**Written task:** List, from the lines below, each one with "xlabel" in it.

**Input rows:**
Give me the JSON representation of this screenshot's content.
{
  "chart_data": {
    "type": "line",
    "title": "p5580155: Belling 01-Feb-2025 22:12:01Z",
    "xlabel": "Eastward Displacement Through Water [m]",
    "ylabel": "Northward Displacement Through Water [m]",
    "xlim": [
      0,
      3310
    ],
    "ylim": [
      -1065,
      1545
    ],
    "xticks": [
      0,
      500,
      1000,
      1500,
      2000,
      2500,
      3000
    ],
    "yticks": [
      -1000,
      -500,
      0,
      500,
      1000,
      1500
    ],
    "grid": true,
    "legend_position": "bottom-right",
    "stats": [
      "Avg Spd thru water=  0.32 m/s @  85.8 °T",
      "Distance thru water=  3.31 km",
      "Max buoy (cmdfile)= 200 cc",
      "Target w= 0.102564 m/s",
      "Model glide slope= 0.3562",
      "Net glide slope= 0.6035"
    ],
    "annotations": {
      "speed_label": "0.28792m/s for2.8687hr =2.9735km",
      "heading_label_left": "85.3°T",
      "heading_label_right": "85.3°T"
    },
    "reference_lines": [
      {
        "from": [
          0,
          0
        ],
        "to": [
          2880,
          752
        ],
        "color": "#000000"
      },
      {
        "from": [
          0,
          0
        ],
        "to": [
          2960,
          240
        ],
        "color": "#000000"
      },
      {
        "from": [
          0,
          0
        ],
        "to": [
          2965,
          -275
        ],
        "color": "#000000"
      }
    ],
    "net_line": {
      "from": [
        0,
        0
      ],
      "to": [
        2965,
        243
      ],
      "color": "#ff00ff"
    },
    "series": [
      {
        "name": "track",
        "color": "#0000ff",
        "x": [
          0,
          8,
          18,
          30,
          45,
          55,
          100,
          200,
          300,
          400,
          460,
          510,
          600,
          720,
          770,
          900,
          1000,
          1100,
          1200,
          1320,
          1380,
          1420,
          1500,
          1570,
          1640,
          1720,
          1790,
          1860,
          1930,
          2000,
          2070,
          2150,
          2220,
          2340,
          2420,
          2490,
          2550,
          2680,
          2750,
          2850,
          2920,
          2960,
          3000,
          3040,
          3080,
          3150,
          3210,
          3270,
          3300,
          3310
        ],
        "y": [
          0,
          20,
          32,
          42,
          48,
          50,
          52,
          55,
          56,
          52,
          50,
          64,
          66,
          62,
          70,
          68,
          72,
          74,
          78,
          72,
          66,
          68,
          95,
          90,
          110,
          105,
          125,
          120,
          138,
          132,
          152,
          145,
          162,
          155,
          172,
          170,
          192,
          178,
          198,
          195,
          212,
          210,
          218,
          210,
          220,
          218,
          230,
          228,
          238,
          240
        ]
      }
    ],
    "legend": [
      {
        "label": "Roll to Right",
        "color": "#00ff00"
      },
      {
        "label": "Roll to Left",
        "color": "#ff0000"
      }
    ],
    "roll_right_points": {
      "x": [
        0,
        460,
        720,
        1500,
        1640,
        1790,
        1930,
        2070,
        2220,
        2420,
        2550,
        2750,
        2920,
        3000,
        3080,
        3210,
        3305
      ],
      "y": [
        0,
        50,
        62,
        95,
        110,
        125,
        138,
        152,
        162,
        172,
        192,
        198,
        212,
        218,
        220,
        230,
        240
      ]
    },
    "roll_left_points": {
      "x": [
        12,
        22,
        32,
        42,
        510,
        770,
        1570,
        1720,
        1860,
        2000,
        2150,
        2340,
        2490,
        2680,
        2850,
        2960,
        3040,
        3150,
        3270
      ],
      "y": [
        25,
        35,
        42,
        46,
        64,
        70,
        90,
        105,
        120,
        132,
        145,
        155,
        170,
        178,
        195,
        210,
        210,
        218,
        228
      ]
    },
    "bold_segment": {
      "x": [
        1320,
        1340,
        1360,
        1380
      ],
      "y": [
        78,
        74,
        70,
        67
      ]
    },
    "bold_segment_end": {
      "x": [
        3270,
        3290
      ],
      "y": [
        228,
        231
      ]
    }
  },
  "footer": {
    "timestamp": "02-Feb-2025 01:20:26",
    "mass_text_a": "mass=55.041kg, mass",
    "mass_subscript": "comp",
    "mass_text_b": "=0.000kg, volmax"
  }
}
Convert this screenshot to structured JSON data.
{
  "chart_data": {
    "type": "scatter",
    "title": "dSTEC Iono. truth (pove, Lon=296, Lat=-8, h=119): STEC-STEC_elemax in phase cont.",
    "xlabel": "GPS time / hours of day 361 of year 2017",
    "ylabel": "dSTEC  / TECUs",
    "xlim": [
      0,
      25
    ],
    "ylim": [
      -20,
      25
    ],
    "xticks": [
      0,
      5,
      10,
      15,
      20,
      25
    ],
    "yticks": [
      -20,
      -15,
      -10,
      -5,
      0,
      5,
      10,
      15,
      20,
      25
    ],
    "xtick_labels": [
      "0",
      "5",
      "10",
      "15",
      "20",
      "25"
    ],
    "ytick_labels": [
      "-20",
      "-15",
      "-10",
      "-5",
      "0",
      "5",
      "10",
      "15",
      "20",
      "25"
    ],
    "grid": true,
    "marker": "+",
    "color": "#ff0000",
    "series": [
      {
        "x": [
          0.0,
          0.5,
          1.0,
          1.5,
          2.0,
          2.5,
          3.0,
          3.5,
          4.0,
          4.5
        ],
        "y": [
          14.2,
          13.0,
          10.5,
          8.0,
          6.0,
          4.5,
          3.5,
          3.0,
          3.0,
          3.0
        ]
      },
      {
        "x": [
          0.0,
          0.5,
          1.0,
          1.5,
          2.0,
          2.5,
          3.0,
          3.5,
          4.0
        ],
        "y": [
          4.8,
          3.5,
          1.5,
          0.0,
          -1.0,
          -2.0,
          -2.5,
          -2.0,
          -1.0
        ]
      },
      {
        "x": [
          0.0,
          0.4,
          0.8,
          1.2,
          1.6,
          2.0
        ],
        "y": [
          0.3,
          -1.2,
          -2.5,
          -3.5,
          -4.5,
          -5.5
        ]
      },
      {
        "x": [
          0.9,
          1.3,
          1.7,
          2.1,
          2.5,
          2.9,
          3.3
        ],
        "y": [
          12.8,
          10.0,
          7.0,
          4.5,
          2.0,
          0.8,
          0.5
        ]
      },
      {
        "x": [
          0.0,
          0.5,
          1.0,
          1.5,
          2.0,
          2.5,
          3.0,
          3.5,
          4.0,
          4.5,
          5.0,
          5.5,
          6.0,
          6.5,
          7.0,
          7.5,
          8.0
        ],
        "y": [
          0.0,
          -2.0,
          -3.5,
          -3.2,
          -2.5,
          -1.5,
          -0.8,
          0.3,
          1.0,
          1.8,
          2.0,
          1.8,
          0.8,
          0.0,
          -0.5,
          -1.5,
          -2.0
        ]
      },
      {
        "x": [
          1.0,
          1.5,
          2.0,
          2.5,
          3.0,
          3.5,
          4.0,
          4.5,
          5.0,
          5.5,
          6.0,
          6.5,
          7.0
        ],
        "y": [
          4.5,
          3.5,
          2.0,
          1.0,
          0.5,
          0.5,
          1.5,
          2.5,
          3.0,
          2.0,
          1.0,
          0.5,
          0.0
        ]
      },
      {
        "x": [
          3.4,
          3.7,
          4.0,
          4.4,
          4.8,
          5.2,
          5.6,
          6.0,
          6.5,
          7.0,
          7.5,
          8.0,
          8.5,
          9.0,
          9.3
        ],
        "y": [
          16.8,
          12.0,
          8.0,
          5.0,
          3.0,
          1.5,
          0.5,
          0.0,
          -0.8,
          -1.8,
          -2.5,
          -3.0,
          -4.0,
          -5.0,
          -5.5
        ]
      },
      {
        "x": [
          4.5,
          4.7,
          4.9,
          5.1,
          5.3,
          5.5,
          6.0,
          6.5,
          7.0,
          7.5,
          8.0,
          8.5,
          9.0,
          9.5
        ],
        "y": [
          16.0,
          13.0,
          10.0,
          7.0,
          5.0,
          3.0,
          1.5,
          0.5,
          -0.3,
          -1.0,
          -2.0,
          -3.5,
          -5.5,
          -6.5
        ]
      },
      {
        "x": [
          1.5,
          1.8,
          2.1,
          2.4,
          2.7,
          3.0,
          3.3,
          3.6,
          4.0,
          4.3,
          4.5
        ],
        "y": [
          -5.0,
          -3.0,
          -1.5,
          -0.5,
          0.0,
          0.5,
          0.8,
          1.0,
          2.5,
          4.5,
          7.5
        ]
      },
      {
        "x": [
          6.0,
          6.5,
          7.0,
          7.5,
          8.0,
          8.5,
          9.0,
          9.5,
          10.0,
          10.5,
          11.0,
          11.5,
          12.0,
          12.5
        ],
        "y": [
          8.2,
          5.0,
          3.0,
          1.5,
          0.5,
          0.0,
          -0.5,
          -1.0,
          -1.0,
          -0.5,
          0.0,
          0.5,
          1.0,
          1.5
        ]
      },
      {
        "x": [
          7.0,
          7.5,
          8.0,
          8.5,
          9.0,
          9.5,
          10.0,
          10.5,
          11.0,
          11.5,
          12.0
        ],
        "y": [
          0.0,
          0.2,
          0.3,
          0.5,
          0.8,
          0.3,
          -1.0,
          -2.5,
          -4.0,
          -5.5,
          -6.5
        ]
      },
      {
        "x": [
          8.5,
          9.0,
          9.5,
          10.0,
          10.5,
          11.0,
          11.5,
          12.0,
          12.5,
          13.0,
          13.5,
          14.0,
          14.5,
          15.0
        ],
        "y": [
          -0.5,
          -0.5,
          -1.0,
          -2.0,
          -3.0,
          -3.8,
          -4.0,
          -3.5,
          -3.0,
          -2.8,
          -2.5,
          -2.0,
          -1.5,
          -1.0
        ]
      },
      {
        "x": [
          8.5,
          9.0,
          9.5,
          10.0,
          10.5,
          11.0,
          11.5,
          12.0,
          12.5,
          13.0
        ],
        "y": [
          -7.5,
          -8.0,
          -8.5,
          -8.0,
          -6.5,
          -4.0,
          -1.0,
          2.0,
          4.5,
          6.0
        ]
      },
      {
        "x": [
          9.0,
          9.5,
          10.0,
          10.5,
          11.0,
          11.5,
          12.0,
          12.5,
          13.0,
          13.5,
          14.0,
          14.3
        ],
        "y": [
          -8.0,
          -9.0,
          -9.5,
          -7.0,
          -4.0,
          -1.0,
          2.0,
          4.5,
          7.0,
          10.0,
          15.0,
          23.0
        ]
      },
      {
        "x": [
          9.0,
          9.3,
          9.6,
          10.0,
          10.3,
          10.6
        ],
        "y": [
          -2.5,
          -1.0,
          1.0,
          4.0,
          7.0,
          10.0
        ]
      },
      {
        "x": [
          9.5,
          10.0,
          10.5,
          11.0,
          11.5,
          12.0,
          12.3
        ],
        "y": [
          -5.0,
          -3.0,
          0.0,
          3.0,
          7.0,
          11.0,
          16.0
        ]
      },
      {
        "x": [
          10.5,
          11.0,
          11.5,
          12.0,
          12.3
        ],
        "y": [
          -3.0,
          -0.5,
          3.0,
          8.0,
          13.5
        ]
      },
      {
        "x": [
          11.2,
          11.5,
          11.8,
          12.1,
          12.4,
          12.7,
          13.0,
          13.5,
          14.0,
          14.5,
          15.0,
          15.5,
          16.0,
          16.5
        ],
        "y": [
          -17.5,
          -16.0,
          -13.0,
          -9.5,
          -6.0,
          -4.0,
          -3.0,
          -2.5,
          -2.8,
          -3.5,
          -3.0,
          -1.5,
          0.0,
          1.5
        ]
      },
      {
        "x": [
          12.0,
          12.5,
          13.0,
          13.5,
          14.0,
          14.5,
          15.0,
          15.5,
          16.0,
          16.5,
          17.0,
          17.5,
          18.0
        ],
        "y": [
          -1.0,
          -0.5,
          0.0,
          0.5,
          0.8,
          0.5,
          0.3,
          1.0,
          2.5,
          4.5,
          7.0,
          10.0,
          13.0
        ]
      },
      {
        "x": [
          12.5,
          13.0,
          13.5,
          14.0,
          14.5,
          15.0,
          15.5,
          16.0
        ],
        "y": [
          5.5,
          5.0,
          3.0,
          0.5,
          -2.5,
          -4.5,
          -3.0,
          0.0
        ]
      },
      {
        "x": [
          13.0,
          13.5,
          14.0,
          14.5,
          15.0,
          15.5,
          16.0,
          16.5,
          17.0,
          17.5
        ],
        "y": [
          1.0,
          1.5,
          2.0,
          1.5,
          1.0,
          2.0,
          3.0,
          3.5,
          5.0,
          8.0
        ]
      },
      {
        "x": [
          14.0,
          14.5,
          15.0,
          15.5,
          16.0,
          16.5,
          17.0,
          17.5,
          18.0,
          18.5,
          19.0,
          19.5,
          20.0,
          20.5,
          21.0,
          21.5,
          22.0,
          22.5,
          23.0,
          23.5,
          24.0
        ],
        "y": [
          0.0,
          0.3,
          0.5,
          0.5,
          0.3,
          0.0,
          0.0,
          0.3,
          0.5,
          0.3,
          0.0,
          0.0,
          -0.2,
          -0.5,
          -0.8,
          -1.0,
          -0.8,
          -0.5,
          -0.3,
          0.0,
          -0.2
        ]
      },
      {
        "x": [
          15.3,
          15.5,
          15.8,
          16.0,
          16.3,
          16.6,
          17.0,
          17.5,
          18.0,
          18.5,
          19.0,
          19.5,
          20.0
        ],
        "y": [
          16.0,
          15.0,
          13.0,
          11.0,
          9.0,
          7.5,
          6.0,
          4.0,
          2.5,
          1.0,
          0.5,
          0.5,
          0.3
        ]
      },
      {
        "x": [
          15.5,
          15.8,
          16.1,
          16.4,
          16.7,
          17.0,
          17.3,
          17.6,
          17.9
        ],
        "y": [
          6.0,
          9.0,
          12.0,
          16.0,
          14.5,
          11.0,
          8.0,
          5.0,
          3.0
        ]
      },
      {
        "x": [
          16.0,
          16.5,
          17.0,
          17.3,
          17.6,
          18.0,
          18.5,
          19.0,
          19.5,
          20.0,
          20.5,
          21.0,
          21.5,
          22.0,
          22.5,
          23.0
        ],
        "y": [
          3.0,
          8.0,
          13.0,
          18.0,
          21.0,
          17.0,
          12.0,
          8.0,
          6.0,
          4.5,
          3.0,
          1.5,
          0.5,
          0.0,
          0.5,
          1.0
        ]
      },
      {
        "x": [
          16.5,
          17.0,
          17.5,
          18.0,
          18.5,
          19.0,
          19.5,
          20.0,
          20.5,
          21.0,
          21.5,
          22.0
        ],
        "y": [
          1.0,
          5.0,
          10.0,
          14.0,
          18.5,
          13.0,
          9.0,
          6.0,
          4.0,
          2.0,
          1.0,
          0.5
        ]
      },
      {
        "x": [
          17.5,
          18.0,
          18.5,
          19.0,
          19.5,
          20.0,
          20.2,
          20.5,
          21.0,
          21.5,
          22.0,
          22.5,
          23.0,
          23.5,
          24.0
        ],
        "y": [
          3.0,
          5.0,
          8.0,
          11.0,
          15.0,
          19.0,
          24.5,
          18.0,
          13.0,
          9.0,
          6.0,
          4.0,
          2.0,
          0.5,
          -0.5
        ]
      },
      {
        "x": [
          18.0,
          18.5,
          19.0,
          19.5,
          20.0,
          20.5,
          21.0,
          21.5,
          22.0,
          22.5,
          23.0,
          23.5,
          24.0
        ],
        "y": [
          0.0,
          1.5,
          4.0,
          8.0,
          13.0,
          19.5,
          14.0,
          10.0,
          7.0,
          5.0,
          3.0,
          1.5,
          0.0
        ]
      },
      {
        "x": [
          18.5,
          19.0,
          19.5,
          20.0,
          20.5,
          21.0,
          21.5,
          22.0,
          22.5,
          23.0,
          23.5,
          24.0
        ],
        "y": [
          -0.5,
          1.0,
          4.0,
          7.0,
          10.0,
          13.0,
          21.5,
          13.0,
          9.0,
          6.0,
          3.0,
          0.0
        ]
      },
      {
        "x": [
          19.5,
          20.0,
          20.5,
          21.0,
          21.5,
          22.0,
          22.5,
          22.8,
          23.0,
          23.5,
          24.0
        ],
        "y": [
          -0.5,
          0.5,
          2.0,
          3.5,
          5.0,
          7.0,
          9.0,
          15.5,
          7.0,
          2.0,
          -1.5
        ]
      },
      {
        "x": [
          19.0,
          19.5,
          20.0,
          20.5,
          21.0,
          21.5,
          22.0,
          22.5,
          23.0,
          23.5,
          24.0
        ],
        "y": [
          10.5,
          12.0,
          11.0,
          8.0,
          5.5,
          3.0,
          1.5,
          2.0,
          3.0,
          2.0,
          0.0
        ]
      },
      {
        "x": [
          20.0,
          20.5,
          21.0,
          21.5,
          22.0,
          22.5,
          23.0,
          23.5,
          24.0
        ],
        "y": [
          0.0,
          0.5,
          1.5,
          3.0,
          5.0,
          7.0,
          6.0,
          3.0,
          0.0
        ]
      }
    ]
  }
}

**Result of this exercise:**
    "xlabel": "Eastward Displacement Through Water [m]",
    "xlabel": "GPS time / hours of day 361 of year 2017",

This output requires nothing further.